● **PROBLEM REQUIREMENTS**: List the lines of this listing that hold the word "points".
===== RECORDS TO USE
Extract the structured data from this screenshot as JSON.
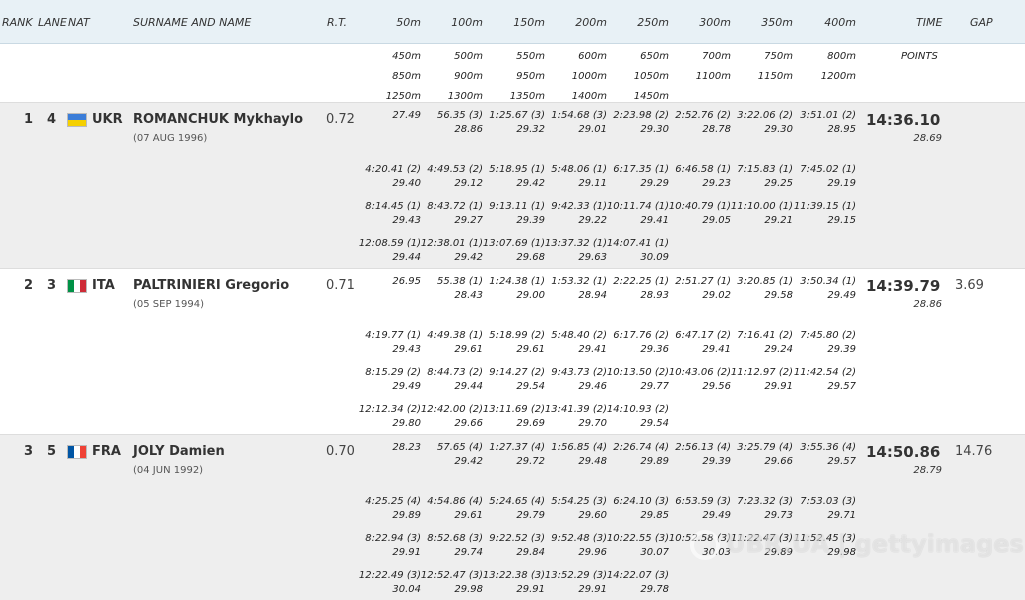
{
  "header": {
    "rank": "RANK",
    "lane": "LANE",
    "nat": "NAT",
    "name": "SURNAME AND NAME",
    "rt": "R.T.",
    "splits": [
      "50m",
      "100m",
      "150m",
      "200m",
      "250m",
      "300m",
      "350m",
      "400m"
    ],
    "time": "TIME",
    "gap": "GAP"
  },
  "subheader": {
    "row1": [
      "450m",
      "500m",
      "550m",
      "600m",
      "650m",
      "700m",
      "750m",
      "800m"
    ],
    "points": "POINTS",
    "row2": [
      "850m",
      "900m",
      "950m",
      "1000m",
      "1050m",
      "1100m",
      "1150m",
      "1200m"
    ],
    "row3": [
      "1250m",
      "1300m",
      "1350m",
      "1400m",
      "1450m"
    ]
  },
  "athletes": [
    {
      "rank": "1",
      "lane": "4",
      "nat": "UKR",
      "name": "ROMANCHUK Mykhaylo",
      "dob": "(07 AUG 1996)",
      "rt": "0.72",
      "time": "14:36.10",
      "points": "28.69",
      "gap": "",
      "flag": [
        "#3b7dd8",
        "#f5d000"
      ],
      "flag_dir": "h",
      "lines": [
        [
          [
            "27.49",
            ""
          ],
          [
            "56.35 (3)",
            "28.86"
          ],
          [
            "1:25.67 (3)",
            "29.32"
          ],
          [
            "1:54.68 (3)",
            "29.01"
          ],
          [
            "2:23.98 (2)",
            "29.30"
          ],
          [
            "2:52.76 (2)",
            "28.78"
          ],
          [
            "3:22.06 (2)",
            "29.30"
          ],
          [
            "3:51.01 (2)",
            "28.95"
          ]
        ],
        [
          [
            "4:20.41 (2)",
            "29.40"
          ],
          [
            "4:49.53 (2)",
            "29.12"
          ],
          [
            "5:18.95 (1)",
            "29.42"
          ],
          [
            "5:48.06 (1)",
            "29.11"
          ],
          [
            "6:17.35 (1)",
            "29.29"
          ],
          [
            "6:46.58 (1)",
            "29.23"
          ],
          [
            "7:15.83 (1)",
            "29.25"
          ],
          [
            "7:45.02 (1)",
            "29.19"
          ]
        ],
        [
          [
            "8:14.45 (1)",
            "29.43"
          ],
          [
            "8:43.72 (1)",
            "29.27"
          ],
          [
            "9:13.11 (1)",
            "29.39"
          ],
          [
            "9:42.33 (1)",
            "29.22"
          ],
          [
            "10:11.74 (1)",
            "29.41"
          ],
          [
            "10:40.79 (1)",
            "29.05"
          ],
          [
            "11:10.00 (1)",
            "29.21"
          ],
          [
            "11:39.15 (1)",
            "29.15"
          ]
        ],
        [
          [
            "12:08.59 (1)",
            "29.44"
          ],
          [
            "12:38.01 (1)",
            "29.42"
          ],
          [
            "13:07.69 (1)",
            "29.68"
          ],
          [
            "13:37.32 (1)",
            "29.63"
          ],
          [
            "14:07.41 (1)",
            "30.09"
          ]
        ]
      ]
    },
    {
      "rank": "2",
      "lane": "3",
      "nat": "ITA",
      "name": "PALTRINIERI Gregorio",
      "dob": "(05 SEP 1994)",
      "rt": "0.71",
      "time": "14:39.79",
      "points": "28.86",
      "gap": "3.69",
      "flag": [
        "#009246",
        "#ffffff",
        "#ce2b37"
      ],
      "flag_dir": "v",
      "lines": [
        [
          [
            "26.95",
            ""
          ],
          [
            "55.38 (1)",
            "28.43"
          ],
          [
            "1:24.38 (1)",
            "29.00"
          ],
          [
            "1:53.32 (1)",
            "28.94"
          ],
          [
            "2:22.25 (1)",
            "28.93"
          ],
          [
            "2:51.27 (1)",
            "29.02"
          ],
          [
            "3:20.85 (1)",
            "29.58"
          ],
          [
            "3:50.34 (1)",
            "29.49"
          ]
        ],
        [
          [
            "4:19.77 (1)",
            "29.43"
          ],
          [
            "4:49.38 (1)",
            "29.61"
          ],
          [
            "5:18.99 (2)",
            "29.61"
          ],
          [
            "5:48.40 (2)",
            "29.41"
          ],
          [
            "6:17.76 (2)",
            "29.36"
          ],
          [
            "6:47.17 (2)",
            "29.41"
          ],
          [
            "7:16.41 (2)",
            "29.24"
          ],
          [
            "7:45.80 (2)",
            "29.39"
          ]
        ],
        [
          [
            "8:15.29 (2)",
            "29.49"
          ],
          [
            "8:44.73 (2)",
            "29.44"
          ],
          [
            "9:14.27 (2)",
            "29.54"
          ],
          [
            "9:43.73 (2)",
            "29.46"
          ],
          [
            "10:13.50 (2)",
            "29.77"
          ],
          [
            "10:43.06 (2)",
            "29.56"
          ],
          [
            "11:12.97 (2)",
            "29.91"
          ],
          [
            "11:42.54 (2)",
            "29.57"
          ]
        ],
        [
          [
            "12:12.34 (2)",
            "29.80"
          ],
          [
            "12:42.00 (2)",
            "29.66"
          ],
          [
            "13:11.69 (2)",
            "29.69"
          ],
          [
            "13:41.39 (2)",
            "29.70"
          ],
          [
            "14:10.93 (2)",
            "29.54"
          ]
        ]
      ]
    },
    {
      "rank": "3",
      "lane": "5",
      "nat": "FRA",
      "name": "JOLY Damien",
      "dob": "(04 JUN 1992)",
      "rt": "0.70",
      "time": "14:50.86",
      "points": "28.79",
      "gap": "14.76",
      "flag": [
        "#0055a4",
        "#ffffff",
        "#ef4135"
      ],
      "flag_dir": "v",
      "lines": [
        [
          [
            "28.23",
            ""
          ],
          [
            "57.65 (4)",
            "29.42"
          ],
          [
            "1:27.37 (4)",
            "29.72"
          ],
          [
            "1:56.85 (4)",
            "29.48"
          ],
          [
            "2:26.74 (4)",
            "29.89"
          ],
          [
            "2:56.13 (4)",
            "29.39"
          ],
          [
            "3:25.79 (4)",
            "29.66"
          ],
          [
            "3:55.36 (4)",
            "29.57"
          ]
        ],
        [
          [
            "4:25.25 (4)",
            "29.89"
          ],
          [
            "4:54.86 (4)",
            "29.61"
          ],
          [
            "5:24.65 (4)",
            "29.79"
          ],
          [
            "5:54.25 (3)",
            "29.60"
          ],
          [
            "6:24.10 (3)",
            "29.85"
          ],
          [
            "6:53.59 (3)",
            "29.49"
          ],
          [
            "7:23.32 (3)",
            "29.73"
          ],
          [
            "7:53.03 (3)",
            "29.71"
          ]
        ],
        [
          [
            "8:22.94 (3)",
            "29.91"
          ],
          [
            "8:52.68 (3)",
            "29.74"
          ],
          [
            "9:22.52 (3)",
            "29.84"
          ],
          [
            "9:52.48 (3)",
            "29.96"
          ],
          [
            "10:22.55 (3)",
            "30.07"
          ],
          [
            "10:52.58 (3)",
            "30.03"
          ],
          [
            "11:22.47 (3)",
            "29.89"
          ],
          [
            "11:52.45 (3)",
            "29.98"
          ]
        ],
        [
          [
            "12:22.49 (3)",
            "30.04"
          ],
          [
            "12:52.47 (3)",
            "29.98"
          ],
          [
            "13:22.38 (3)",
            "29.91"
          ],
          [
            "13:52.29 (3)",
            "29.91"
          ],
          [
            "14:22.07 (3)",
            "29.78"
          ]
        ]
      ]
    }
  ],
  "watermark": "UBR.UA | gettyimages"
}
==========
● **OUTPUT**:
    "points": "POINTS",
      "points": "28.69",
      "points": "28.86",
      "points": "28.79",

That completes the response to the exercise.